[Start]

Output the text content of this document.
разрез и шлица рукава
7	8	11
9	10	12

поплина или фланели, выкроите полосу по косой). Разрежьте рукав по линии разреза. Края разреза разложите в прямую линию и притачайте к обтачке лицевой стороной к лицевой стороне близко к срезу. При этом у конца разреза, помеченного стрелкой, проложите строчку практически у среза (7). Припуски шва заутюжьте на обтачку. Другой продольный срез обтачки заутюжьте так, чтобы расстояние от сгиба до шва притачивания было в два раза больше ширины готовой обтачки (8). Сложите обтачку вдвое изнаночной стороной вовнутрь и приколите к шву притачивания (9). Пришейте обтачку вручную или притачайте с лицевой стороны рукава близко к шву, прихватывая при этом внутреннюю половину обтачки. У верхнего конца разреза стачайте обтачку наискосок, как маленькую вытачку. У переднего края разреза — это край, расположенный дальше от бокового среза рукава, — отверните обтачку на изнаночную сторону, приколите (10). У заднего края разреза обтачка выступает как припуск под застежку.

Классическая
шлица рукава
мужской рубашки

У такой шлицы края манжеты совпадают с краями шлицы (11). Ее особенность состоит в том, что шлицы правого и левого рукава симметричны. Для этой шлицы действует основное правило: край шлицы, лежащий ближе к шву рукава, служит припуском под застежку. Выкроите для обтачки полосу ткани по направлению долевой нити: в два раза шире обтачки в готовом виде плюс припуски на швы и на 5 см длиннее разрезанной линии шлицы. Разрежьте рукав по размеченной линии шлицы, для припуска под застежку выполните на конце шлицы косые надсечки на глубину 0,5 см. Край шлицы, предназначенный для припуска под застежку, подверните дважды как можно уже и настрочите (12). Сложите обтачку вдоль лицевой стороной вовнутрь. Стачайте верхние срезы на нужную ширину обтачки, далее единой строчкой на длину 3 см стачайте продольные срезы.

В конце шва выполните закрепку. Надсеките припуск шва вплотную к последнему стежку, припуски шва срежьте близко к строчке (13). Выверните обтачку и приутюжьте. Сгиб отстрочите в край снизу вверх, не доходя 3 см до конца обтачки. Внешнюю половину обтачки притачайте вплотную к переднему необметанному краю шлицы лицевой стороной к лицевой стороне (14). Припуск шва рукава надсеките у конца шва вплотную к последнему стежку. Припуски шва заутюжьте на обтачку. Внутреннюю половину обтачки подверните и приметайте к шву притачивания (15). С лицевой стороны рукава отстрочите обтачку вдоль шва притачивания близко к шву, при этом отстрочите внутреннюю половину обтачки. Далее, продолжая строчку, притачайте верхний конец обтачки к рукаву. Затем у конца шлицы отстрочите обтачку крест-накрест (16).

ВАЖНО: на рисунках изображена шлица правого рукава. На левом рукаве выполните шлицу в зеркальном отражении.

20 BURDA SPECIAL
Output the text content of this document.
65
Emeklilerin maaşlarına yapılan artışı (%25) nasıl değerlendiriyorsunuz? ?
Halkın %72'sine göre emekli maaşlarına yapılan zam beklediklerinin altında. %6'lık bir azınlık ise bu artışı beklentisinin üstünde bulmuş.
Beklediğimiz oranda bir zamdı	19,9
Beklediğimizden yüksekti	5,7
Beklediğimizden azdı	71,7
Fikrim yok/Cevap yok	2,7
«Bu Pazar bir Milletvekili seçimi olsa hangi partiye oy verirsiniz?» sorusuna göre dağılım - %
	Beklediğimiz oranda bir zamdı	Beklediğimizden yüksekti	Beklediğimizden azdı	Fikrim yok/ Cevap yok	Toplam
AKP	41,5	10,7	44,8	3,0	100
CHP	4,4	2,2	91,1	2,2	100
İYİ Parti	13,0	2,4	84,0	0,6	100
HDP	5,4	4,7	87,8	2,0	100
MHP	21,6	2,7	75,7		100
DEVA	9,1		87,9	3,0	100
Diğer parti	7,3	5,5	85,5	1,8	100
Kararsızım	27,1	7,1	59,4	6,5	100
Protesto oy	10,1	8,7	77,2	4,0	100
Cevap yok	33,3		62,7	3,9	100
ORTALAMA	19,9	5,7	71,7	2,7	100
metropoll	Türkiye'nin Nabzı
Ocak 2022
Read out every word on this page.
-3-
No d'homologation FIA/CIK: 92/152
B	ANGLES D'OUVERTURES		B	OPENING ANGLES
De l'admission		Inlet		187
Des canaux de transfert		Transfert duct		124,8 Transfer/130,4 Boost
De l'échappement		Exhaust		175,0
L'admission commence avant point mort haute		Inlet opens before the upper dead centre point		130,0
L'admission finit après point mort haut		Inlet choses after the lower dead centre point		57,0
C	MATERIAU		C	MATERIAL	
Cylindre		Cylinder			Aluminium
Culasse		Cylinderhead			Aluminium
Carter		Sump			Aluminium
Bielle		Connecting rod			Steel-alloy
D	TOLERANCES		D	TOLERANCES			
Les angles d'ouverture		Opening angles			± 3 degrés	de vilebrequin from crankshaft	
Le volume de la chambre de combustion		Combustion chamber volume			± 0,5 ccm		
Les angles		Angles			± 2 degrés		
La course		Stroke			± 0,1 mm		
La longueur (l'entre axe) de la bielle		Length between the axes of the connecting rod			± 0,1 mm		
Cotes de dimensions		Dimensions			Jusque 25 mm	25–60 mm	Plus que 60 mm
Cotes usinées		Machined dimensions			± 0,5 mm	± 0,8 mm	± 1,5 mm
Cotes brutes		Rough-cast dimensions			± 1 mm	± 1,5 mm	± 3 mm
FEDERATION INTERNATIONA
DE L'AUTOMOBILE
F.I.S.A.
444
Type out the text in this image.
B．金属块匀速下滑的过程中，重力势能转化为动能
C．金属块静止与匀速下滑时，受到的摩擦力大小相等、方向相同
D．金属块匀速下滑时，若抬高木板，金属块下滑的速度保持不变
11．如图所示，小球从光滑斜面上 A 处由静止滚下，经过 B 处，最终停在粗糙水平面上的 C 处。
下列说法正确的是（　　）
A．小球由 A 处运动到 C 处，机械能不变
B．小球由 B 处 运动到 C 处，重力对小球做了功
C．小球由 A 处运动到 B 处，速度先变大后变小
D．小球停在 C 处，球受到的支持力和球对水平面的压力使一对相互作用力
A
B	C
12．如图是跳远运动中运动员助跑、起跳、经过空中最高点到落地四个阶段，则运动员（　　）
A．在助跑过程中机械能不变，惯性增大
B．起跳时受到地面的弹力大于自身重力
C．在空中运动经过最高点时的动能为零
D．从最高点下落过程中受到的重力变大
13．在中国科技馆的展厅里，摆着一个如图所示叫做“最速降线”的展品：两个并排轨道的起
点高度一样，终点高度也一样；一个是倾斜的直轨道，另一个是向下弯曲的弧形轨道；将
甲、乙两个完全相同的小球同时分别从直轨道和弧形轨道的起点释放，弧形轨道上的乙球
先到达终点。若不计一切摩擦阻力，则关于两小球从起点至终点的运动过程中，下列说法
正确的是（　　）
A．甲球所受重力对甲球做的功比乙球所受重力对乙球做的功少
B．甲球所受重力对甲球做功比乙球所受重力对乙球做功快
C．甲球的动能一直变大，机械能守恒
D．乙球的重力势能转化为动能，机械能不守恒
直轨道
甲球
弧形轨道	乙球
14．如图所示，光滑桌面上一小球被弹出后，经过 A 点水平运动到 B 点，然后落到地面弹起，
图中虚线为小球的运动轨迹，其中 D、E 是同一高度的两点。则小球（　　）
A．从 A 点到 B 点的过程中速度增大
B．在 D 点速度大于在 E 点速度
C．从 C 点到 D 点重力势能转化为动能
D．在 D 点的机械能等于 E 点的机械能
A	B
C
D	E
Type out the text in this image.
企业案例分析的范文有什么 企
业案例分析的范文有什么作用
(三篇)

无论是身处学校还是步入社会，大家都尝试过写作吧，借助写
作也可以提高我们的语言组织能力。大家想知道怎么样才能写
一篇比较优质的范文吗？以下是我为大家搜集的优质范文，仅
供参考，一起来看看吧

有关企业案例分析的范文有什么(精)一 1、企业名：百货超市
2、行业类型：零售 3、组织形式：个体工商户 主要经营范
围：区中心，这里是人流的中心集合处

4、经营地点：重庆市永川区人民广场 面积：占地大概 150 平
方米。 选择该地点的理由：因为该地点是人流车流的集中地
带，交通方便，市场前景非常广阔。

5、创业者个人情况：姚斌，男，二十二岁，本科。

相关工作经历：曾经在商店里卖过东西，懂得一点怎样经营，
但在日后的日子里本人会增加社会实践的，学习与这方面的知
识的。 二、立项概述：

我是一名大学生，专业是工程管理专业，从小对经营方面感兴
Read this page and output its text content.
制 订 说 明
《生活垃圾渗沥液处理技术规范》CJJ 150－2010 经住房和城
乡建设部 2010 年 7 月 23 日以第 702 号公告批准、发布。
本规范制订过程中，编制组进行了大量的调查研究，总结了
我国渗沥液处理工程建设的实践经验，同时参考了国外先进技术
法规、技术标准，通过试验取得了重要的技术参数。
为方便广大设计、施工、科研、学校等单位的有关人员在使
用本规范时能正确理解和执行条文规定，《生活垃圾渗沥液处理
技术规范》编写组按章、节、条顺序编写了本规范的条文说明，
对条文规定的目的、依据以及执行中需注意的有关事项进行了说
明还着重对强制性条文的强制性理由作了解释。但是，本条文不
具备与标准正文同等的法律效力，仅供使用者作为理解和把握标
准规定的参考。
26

[End]

◆ **WRITTEN REQUEST**
Give only the number of lines in the entries above that contain the string "yapılan".

◆ **RESPONSE**
2